What you need to do = Scan the data beneath this task and copy each line that includes "JSON".

Record list =
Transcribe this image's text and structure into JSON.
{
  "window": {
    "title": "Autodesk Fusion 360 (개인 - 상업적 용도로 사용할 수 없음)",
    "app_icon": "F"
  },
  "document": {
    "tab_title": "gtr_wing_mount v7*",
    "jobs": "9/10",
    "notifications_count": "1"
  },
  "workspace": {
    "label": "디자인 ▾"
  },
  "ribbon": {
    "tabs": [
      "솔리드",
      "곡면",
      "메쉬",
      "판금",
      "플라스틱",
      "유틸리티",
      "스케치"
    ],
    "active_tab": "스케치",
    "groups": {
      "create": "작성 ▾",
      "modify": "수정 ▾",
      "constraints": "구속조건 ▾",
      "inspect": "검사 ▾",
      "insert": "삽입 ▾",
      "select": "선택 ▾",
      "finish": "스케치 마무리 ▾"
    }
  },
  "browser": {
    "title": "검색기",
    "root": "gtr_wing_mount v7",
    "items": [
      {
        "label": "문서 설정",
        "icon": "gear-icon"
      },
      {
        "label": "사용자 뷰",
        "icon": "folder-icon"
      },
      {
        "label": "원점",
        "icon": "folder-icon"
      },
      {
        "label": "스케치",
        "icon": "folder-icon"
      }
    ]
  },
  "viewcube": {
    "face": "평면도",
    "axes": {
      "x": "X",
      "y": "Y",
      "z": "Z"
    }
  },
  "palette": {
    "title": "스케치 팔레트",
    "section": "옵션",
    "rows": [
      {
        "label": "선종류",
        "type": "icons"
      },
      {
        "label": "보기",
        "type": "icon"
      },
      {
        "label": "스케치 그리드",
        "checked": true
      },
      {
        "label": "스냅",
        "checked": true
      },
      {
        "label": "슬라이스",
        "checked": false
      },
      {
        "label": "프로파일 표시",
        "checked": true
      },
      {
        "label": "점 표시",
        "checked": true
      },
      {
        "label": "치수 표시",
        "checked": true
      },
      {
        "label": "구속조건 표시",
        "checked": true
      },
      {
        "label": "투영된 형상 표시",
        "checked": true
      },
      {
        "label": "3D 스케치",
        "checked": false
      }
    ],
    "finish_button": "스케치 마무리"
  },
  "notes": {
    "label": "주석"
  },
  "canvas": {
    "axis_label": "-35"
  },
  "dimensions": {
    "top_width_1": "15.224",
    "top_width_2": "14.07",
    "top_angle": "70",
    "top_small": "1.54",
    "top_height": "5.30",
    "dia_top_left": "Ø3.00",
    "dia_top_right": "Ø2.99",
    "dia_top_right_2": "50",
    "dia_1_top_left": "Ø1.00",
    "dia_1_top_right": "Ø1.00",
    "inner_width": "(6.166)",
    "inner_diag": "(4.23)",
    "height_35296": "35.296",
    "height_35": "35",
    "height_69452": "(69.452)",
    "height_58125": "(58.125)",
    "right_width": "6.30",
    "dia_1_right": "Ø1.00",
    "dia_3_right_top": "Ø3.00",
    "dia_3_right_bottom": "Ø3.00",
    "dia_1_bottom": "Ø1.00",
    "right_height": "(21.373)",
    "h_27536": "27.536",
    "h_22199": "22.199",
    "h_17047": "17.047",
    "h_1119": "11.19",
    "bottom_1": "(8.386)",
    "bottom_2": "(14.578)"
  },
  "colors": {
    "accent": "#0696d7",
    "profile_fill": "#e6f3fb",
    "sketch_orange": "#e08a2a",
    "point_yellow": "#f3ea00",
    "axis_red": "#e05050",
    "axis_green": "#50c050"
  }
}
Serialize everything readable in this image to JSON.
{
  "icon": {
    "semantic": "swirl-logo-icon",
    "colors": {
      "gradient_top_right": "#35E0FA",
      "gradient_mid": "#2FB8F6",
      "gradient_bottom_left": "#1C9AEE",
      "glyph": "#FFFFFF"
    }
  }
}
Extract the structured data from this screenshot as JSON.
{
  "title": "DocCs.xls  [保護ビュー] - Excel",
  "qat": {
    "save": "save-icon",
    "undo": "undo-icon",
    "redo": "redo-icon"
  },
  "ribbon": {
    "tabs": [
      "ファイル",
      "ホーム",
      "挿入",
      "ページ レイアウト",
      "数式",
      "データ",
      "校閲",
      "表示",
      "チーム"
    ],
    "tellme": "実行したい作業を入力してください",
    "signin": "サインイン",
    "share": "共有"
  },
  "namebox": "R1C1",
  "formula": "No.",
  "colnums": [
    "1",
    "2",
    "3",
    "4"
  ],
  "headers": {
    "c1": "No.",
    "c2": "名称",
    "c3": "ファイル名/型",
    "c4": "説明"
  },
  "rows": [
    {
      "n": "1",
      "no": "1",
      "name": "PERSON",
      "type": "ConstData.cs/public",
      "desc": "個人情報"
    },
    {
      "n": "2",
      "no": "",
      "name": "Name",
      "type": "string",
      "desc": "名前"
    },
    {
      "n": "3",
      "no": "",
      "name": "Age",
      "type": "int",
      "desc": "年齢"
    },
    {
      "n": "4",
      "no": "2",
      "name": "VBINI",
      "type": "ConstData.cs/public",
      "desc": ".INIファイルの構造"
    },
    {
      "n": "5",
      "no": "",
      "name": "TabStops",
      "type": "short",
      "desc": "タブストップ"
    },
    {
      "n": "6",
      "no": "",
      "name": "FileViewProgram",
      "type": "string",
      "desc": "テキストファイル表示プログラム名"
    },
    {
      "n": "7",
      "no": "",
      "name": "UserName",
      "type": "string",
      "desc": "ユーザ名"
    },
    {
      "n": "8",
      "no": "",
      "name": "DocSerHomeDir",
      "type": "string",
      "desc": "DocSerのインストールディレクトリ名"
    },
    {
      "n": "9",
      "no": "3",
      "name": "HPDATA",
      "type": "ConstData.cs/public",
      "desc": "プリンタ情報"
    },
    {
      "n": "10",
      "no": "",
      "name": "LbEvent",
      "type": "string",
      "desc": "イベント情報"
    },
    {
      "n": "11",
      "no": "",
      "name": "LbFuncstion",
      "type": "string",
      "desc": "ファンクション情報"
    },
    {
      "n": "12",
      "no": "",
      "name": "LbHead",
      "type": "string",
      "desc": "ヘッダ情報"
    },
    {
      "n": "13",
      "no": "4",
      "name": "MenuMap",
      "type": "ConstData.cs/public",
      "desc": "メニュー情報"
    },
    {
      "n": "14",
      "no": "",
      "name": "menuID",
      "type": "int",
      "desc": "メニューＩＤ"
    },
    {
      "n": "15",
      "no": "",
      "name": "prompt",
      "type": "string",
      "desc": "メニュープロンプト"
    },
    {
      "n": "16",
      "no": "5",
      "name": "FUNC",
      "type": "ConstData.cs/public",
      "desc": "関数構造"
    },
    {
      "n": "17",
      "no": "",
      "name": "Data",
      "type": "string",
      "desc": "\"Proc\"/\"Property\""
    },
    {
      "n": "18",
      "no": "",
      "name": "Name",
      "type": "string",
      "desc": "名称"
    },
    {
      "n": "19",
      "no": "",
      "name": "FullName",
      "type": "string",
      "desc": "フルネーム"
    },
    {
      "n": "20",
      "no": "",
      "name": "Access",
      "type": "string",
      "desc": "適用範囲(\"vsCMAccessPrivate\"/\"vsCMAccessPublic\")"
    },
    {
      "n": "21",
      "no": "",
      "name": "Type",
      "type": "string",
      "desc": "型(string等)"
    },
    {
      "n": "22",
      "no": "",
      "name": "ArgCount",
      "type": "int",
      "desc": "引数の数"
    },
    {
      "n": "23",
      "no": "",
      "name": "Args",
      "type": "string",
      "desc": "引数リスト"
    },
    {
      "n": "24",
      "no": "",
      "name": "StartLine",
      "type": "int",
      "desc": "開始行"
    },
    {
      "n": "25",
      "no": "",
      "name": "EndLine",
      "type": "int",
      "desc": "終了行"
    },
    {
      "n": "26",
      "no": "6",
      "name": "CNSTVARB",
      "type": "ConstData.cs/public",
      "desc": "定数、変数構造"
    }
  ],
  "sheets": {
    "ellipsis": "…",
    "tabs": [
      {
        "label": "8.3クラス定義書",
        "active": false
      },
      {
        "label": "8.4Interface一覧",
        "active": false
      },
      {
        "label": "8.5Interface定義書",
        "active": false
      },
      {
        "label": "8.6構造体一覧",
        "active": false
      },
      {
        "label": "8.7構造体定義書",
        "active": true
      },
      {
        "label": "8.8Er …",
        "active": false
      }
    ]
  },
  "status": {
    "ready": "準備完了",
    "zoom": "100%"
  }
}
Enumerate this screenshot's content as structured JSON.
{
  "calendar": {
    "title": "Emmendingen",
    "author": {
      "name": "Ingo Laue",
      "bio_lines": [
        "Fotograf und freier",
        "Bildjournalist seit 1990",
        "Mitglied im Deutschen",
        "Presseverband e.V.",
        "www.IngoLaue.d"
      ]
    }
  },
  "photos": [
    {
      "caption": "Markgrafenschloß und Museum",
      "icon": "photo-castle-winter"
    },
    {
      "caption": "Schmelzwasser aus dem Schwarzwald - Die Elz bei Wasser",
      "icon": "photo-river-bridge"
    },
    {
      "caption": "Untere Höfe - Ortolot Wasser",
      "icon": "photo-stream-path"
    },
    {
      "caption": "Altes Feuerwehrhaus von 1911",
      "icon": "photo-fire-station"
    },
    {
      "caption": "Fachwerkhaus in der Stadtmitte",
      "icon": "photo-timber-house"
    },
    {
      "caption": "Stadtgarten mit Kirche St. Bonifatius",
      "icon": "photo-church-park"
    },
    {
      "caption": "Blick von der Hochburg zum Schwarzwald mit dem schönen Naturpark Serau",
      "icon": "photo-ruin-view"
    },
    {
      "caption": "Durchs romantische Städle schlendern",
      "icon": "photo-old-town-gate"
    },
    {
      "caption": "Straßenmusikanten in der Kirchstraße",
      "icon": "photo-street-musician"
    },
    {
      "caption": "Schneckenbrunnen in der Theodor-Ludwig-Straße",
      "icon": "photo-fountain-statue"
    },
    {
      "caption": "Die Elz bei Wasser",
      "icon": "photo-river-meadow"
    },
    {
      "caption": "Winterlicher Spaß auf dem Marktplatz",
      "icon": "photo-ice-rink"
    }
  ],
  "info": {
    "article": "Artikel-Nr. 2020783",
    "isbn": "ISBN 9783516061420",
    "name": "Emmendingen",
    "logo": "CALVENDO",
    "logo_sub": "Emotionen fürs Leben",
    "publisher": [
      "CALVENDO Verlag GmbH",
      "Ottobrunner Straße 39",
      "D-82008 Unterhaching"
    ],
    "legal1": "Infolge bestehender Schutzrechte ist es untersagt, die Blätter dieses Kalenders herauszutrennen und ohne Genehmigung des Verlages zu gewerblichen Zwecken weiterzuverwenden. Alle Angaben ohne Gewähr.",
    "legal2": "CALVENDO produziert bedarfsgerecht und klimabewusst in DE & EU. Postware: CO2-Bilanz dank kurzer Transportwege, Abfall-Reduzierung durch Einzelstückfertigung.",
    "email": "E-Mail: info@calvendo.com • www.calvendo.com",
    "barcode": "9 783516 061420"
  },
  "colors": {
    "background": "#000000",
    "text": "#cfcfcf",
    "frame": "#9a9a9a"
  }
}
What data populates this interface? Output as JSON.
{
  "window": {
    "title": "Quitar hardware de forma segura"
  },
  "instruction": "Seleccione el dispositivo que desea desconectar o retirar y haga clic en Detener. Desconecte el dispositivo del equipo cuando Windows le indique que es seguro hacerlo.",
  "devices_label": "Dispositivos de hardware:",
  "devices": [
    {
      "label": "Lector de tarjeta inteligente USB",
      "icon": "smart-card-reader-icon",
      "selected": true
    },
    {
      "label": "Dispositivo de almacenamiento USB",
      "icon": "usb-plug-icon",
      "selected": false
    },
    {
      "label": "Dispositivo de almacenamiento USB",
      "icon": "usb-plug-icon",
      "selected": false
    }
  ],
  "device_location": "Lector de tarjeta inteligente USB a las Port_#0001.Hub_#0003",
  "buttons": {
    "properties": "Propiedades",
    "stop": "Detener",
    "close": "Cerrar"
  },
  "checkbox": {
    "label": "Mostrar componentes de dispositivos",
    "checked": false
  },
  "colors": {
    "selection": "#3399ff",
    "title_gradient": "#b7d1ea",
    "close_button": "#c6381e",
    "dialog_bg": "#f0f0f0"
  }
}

The completed task =
Transcribe this image's text and structure into JSON.
Serialize everything readable in this image to JSON.
Extract the structured data from this screenshot as JSON.
Enumerate this screenshot's content as structured JSON.
What data populates this interface? Output as JSON.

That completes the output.